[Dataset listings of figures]
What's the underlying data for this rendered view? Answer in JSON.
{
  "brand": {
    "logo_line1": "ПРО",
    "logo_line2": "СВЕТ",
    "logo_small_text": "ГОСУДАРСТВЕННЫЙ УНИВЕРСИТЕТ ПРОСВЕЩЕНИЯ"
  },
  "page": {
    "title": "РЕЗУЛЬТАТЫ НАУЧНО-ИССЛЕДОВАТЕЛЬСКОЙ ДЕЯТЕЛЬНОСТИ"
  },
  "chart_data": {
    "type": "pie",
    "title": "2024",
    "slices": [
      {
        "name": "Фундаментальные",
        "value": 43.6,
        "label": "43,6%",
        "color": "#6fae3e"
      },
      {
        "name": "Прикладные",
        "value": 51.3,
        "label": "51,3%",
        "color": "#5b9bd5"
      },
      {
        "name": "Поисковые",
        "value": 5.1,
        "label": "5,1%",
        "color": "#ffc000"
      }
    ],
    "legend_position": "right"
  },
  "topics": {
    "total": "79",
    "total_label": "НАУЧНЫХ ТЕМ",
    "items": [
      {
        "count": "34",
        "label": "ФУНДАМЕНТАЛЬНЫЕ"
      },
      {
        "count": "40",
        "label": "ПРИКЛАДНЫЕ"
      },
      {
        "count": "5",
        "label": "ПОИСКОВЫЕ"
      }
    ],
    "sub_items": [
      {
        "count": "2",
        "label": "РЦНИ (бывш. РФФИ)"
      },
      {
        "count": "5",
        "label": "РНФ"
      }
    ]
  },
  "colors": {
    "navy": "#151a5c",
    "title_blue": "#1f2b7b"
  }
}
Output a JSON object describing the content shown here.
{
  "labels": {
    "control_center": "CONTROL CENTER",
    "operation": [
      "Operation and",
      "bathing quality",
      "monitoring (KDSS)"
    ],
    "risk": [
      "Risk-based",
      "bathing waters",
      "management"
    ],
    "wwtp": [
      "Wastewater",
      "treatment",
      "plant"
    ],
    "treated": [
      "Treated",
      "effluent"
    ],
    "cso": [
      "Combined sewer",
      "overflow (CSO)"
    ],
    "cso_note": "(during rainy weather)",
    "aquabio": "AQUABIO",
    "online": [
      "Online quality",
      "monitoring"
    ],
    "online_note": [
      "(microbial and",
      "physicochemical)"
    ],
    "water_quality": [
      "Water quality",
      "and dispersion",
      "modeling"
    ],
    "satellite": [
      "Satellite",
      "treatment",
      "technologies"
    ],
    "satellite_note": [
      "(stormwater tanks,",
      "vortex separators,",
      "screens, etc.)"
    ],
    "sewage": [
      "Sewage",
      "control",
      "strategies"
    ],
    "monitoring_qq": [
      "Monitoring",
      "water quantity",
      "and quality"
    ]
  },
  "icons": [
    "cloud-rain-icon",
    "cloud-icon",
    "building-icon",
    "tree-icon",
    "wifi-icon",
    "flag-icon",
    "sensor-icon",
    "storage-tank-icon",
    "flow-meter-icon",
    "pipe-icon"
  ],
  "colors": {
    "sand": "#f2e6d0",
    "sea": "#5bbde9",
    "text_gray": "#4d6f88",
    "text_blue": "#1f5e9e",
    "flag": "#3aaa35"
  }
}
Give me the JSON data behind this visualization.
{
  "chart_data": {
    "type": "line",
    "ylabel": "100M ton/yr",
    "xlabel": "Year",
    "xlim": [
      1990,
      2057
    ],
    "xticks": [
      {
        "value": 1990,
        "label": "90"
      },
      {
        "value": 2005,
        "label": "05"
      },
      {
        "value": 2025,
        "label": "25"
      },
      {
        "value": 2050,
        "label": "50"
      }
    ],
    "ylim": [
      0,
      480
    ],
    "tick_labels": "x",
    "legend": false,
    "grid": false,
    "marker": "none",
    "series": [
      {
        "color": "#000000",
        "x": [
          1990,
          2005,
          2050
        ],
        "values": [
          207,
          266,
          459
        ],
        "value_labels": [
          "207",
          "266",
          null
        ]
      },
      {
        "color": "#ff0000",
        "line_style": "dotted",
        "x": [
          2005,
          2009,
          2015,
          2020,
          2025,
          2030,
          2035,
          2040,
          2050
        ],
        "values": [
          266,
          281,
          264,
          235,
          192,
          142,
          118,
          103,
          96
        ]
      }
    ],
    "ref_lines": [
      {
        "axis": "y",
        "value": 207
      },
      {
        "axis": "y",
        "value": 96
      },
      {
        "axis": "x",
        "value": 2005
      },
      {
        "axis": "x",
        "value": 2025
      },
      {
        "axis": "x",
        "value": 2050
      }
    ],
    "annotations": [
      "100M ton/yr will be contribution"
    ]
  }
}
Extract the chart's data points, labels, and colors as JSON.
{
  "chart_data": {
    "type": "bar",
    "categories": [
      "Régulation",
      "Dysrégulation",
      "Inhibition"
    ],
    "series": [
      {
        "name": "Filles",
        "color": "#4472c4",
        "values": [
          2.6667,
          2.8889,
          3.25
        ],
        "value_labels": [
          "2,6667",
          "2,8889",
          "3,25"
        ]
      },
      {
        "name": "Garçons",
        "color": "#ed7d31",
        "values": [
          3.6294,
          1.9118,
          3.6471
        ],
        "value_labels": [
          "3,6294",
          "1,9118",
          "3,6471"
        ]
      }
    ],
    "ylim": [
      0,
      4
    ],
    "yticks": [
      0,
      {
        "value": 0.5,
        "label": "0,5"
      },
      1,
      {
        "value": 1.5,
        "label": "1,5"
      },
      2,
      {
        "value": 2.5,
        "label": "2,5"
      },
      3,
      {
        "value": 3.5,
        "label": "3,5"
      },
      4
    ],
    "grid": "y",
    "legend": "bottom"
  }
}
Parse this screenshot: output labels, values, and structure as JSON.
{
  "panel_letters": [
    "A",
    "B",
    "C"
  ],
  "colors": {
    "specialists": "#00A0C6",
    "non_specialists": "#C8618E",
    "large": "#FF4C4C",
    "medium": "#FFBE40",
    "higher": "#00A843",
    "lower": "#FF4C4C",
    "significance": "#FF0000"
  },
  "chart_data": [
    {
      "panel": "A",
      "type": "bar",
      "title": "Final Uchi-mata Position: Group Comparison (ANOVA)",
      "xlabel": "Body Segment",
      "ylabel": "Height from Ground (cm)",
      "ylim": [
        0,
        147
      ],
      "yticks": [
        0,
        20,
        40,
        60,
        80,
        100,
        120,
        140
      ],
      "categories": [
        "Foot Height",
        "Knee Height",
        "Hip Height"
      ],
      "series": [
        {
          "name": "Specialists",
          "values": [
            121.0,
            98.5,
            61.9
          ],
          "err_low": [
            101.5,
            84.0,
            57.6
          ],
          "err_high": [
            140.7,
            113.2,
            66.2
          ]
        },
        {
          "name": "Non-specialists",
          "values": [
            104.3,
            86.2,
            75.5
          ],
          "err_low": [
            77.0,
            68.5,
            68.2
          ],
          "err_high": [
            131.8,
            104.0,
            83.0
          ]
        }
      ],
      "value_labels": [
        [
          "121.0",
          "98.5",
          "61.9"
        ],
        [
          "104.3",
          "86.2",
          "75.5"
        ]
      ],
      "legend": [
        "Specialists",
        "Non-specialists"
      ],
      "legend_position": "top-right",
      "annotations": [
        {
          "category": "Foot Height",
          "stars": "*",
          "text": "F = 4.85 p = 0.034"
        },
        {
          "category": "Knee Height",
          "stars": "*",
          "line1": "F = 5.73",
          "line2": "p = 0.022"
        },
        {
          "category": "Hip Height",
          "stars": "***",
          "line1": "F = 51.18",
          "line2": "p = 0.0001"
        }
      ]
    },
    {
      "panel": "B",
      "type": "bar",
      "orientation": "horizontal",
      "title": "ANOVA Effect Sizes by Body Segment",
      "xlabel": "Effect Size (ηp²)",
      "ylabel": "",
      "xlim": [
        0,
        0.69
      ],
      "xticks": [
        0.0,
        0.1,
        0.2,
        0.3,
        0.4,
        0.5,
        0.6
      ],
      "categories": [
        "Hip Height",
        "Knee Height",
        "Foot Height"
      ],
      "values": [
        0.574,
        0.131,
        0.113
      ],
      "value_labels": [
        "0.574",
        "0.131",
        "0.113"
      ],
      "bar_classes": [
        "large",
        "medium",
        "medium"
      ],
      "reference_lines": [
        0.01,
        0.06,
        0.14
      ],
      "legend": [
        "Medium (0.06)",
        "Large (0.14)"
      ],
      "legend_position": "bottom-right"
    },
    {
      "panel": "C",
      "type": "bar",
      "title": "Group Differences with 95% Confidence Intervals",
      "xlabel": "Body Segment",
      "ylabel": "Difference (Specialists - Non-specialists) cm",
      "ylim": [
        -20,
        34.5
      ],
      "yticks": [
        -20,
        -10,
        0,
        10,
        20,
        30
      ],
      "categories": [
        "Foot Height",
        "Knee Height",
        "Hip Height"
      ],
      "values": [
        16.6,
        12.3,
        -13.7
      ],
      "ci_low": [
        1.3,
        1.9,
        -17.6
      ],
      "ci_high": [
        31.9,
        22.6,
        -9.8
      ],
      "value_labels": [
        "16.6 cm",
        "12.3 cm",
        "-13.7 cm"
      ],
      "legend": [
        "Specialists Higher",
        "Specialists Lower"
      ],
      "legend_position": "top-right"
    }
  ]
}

TASK BRIEF ::
Find each line holding the word "ANOVA" and copy it.

RESPONSE BELOW ::
      "title": "Final Uchi-mata Position: Group Comparison (ANOVA)",
      "title": "ANOVA Effect Sizes by Body Segment",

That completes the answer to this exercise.